Data extract.
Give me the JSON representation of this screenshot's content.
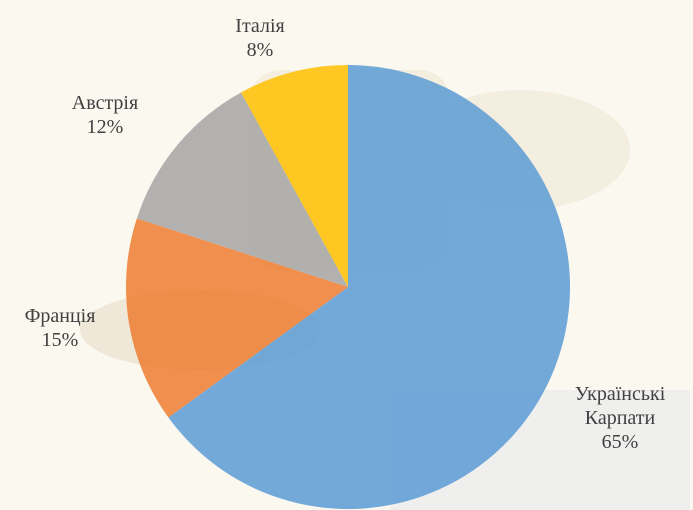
{
  "chart_data": {
    "type": "pie",
    "categories": [
      "Українські Карпати",
      "Франція",
      "Австрія",
      "Італія"
    ],
    "values": [
      65,
      15,
      12,
      8
    ],
    "value_labels": [
      "65%",
      "15%",
      "12%",
      "8%"
    ],
    "colors": [
      "#5b9bd5",
      "#ed7d31",
      "#a5a5a5",
      "#ffc000"
    ]
  }
}
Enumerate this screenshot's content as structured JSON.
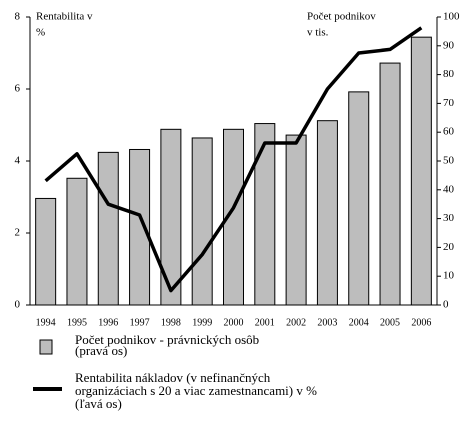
{
  "chart_data": {
    "type": "bar-line",
    "y_label": [
      "Rentabilita v",
      "%"
    ],
    "y2_label": [
      "Počet podnikov",
      "v tis."
    ],
    "categories": [
      "1994",
      "1995",
      "1996",
      "1997",
      "1998",
      "1999",
      "2000",
      "2001",
      "2002",
      "2003",
      "2004",
      "2005",
      "2006"
    ],
    "series": [
      {
        "name": [
          "Počet podnikov - právnických osôb",
          "(pravá os)"
        ],
        "type": "bar",
        "axis": "y2",
        "color": "#bdbdbd",
        "values": [
          37,
          44,
          53,
          54,
          61,
          58,
          61,
          63,
          59,
          64,
          74,
          84,
          93
        ]
      },
      {
        "name": [
          "Rentabilita nákladov (v nefinančných",
          "organizáciach s 20 a viac zamestnancami) v %",
          "(ľavá os)"
        ],
        "type": "line",
        "axis": "y",
        "color": "#000000",
        "values": [
          3.45,
          4.2,
          2.8,
          2.5,
          0.4,
          1.4,
          2.7,
          4.5,
          4.5,
          6.0,
          7.0,
          7.1,
          7.7
        ]
      }
    ],
    "ylim": [
      0,
      8
    ],
    "yticks": [
      0,
      2,
      4,
      6,
      8
    ],
    "y2lim": [
      0,
      100
    ],
    "y2ticks": [
      0,
      10,
      20,
      30,
      40,
      50,
      60,
      70,
      80,
      90,
      100
    ]
  }
}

Written problem. Your task is to copy word for word the lines from the line containing "Enumerate this screenshot's" to the end of the listing, both included, and to drop any pictures.

Answer to this exercise.
Enumerate this screenshot's content as structured JSON.
{
  "chart_data": {
    "type": "bar-line",
    "y_label": [
      "Rentabilita v",
      "%"
    ],
    "y2_label": [
      "Počet podnikov",
      "v tis."
    ],
    "categories": [
      "1994",
      "1995",
      "1996",
      "1997",
      "1998",
      "1999",
      "2000",
      "2001",
      "2002",
      "2003",
      "2004",
      "2005",
      "2006"
    ],
    "series": [
      {
        "name": [
          "Počet podnikov - právnických osôb",
          "(pravá os)"
        ],
        "type": "bar",
        "axis": "y2",
        "color": "#bdbdbd",
        "values": [
          37,
          44,
          53,
          54,
          61,
          58,
          61,
          63,
          59,
          64,
          74,
          84,
          93
        ]
      },
      {
        "name": [
          "Rentabilita nákladov (v nefinančných",
          "organizáciach s 20 a viac zamestnancami) v %",
          "(ľavá os)"
        ],
        "type": "line",
        "axis": "y",
        "color": "#000000",
        "values": [
          3.45,
          4.2,
          2.8,
          2.5,
          0.4,
          1.4,
          2.7,
          4.5,
          4.5,
          6.0,
          7.0,
          7.1,
          7.7
        ]
      }
    ],
    "ylim": [
      0,
      8
    ],
    "yticks": [
      0,
      2,
      4,
      6,
      8
    ],
    "y2lim": [
      0,
      100
    ],
    "y2ticks": [
      0,
      10,
      20,
      30,
      40,
      50,
      60,
      70,
      80,
      90,
      100
    ]
  }
}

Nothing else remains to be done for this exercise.